▶ **Set exercise**: Write out each line in which the string "image" is present.

(Source data)
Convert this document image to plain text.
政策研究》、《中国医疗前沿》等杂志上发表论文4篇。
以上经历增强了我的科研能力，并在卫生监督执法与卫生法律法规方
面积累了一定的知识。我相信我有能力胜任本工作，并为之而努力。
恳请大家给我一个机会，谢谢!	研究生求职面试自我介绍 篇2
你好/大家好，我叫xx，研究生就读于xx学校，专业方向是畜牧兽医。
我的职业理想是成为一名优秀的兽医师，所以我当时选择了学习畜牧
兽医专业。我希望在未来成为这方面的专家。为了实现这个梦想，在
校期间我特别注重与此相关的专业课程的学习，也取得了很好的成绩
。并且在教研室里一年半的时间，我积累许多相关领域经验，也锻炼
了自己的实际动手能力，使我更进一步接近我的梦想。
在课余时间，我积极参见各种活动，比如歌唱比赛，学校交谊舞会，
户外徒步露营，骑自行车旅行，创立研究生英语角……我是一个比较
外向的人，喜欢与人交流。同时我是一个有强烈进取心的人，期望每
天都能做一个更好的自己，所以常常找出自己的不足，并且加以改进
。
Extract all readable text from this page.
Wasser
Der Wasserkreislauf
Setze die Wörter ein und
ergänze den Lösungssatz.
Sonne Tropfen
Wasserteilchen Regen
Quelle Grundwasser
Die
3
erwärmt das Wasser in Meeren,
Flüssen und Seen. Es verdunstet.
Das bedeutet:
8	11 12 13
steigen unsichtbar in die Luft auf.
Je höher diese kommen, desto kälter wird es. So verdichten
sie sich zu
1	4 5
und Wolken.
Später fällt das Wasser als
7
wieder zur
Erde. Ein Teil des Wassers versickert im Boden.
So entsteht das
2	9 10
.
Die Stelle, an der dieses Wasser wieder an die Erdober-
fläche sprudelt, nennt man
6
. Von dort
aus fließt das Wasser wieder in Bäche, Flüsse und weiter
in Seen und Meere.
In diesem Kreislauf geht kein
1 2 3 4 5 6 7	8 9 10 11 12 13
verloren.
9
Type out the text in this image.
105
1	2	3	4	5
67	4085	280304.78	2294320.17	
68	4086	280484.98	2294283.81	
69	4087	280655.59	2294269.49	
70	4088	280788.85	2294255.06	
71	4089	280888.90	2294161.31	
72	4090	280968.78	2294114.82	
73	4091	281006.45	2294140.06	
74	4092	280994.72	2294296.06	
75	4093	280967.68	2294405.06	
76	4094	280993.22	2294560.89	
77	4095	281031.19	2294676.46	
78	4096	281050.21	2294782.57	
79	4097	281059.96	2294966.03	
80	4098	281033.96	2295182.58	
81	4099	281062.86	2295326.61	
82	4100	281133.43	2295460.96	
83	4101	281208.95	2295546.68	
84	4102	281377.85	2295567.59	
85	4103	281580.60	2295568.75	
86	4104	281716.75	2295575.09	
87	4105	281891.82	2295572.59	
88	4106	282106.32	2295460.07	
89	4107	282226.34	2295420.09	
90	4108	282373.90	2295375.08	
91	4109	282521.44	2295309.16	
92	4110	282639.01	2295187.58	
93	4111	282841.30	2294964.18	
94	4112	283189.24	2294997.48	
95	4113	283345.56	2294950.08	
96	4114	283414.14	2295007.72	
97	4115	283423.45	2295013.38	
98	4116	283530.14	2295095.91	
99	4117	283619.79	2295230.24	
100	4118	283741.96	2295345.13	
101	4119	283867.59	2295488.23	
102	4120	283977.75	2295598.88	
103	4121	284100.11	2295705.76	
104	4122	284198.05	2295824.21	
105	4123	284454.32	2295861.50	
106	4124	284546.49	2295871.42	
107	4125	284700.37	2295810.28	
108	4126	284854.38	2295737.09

▶ **Task output**:
Convert this document image to plain text.
Type out the text in this image.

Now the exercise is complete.